TEXT
-- start --

Alas, it is but a moment. The Sisters Brothers never falters in questioning where the film will go next; for a gritty – albeit comedic – western, Audiard artfully maintains an even level of tension throughout. It is during the group’s night-time prospecting that this tension erupts. Kermit Warm’s chemical composition works brilliantly; the heavily diluted solution effectively illuminates the mineral veins, but it still is corrosive. This shining, unmined gold is the physical manifestation of Charlie Sisters: his criminality entraps a buried integrity as the rocks encompass the precious metal. When the solution begins to fade, however, Charlie’s fears so does his freedom. With a single, misplaced step, his attempt to recapture the effervescent freedom becomes a self-fulfilling prophecy as he extinguishes that golden, optimistic future of Kermit Warm’s devising. The aftermath of Charlie’s fearful greed is nothing short of horrific; one finds themselves holding their breath in shock. This is the gritty reality of The Sisters Brothers: life is, after all, unfair.Bad things happen to the even the most well-intentioned of people, and sometimes justice evades us.
To completely contrast the heart-breaking ending, The Sisters Brothers is a very funny film. There is a nuanced humour throughout that balances perfectly with the darker undertones; Reilly absolutely shines as both a comedian and a dramatic actor. One particular moment that deserves lauded attention involves a sleeping Eli’s gaping mouth and a very adventurous spider; a combination which for many is the stuff of nightmares. This moment in The Sisters Brothers elicited both horrified groans and guffaws from the audience, and unexpectedly held more tension that the entirety of Luca Guadagnino’s remake of Suspiria, which premiered in the Sala Grande the previous evening.
No film, however, is perfect. Audiard’s outspoken membership of the ‘50/50 for 2020’ feminist movement is extremely admirable, and with just one film directed by a woman screening in the main competition at the Venice Film Festival (Jennifer Kent’s The Nightingale), female representation both in front of and, even more so, behind the camera is far from where it should be. It is therefore disappointing when one considers the screentime that Audiard designates for his female characters. The Sisters Brothers is an adaptation of Patrick deWitt‘s novel of the same name, thus it is debatable on whether the lack of female screentime falls at Audiard’s or deWitt’s feet. Nevertheless, liberties could have been taken with the screenplay, which Audiard adapted in tangent with screenwriter Thomas Bidegain. The Sisters Brothers incorporates just four female characters, one of which is never seen on screen. Unfortunately, these women are completely at mercy to the whims of the men. Mayfield (Rebecca Root), the iron-clad leader of the eponymous town, suffers brutality and death at the hands of the brothers due to Morris’ rebellion; Eli’s decision to be somewhat kindly towards Mayfield’s prostitute (Allison Tolman) by not abusing her is heralded as an act of heroic generosity; the Sisters’ mother (Carol Kane) remains a nameless and wordless figure that serves only to welcome the criminal brothers home to be doted upon – there is no acknowledgement of her husband’s murder. It is disappointing for a director that is so outspoken about female representation to provide very little in his own work- Audiard’s feminine characters are reduced to nothing more than ever-accepting playthings for the male characters: feminine nodding dogs set against a western backdrop.

-- end --

WRITTEN PROBLEM
Explain why the review of The Sisters Brothers calls it debatable whether the lack of female screentime is Audiard's responsibility, and why it still holds that this could have been changed. Answer in one to three sentences.

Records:
-- start --

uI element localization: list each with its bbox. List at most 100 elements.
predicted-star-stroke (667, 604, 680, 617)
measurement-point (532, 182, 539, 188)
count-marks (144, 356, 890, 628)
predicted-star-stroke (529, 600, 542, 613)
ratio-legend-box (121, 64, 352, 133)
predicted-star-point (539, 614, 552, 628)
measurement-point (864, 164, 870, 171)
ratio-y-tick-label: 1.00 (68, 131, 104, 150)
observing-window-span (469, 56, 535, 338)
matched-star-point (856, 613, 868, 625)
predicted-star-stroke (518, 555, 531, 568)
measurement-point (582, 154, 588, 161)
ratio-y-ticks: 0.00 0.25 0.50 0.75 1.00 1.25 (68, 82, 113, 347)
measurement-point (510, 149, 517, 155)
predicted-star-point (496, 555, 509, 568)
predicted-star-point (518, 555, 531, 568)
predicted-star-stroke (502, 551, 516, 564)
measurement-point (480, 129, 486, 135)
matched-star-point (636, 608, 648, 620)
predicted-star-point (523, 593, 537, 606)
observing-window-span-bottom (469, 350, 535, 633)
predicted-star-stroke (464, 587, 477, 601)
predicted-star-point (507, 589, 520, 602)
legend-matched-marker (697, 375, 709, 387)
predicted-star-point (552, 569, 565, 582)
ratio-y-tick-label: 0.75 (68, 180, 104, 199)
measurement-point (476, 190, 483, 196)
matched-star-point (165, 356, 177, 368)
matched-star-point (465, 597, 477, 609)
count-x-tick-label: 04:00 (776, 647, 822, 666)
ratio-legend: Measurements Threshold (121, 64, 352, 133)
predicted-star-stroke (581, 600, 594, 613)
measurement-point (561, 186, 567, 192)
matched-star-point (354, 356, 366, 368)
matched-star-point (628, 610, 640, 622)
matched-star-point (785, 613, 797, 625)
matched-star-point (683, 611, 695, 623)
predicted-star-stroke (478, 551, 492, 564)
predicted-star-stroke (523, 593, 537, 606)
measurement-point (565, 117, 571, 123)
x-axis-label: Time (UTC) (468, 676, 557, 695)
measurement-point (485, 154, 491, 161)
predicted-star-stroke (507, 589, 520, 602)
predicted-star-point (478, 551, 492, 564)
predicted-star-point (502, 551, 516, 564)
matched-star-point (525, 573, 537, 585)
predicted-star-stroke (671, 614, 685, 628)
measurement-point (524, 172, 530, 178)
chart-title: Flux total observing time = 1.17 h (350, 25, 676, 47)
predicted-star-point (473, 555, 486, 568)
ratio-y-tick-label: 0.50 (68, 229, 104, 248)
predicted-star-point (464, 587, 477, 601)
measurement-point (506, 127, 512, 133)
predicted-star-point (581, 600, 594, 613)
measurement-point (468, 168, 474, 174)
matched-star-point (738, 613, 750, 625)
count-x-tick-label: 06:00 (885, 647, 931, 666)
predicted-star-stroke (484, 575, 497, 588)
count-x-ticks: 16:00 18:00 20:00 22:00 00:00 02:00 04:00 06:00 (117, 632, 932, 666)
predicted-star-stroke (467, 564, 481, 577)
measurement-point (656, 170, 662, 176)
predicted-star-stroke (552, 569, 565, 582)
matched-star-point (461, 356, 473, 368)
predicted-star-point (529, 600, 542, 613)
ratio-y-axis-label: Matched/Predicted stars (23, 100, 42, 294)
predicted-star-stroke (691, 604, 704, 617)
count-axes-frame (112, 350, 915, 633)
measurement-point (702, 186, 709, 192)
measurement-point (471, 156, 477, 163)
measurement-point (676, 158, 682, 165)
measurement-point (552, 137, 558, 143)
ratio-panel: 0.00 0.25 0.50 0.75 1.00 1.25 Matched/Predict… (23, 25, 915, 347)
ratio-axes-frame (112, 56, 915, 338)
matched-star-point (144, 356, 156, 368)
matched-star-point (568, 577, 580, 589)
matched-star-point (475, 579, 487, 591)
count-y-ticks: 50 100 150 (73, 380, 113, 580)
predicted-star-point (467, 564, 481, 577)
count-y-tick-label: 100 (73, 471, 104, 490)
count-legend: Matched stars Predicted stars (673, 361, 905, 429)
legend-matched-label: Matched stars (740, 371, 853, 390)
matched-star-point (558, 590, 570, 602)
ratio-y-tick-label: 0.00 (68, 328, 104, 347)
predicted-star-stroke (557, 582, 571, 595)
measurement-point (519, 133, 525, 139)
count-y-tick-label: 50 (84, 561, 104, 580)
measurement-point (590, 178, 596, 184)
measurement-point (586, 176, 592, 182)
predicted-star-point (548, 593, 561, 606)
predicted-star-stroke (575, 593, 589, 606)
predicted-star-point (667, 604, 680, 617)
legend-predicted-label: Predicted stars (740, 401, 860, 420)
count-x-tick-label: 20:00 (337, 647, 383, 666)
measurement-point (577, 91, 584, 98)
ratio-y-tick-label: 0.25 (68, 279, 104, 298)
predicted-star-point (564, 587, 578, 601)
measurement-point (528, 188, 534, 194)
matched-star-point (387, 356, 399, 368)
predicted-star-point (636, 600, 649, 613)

-- end --

ANSWER TO THE EXERCISE
The film is an adaptation of Patrick deWitt's novel of the same name, so the lack of female screentime may come from the source rather than from Audiard. Even so, the review says liberties could have been taken with the screenplay, because Audiard adapted it himself together with screenwriter Thomas Bidegain.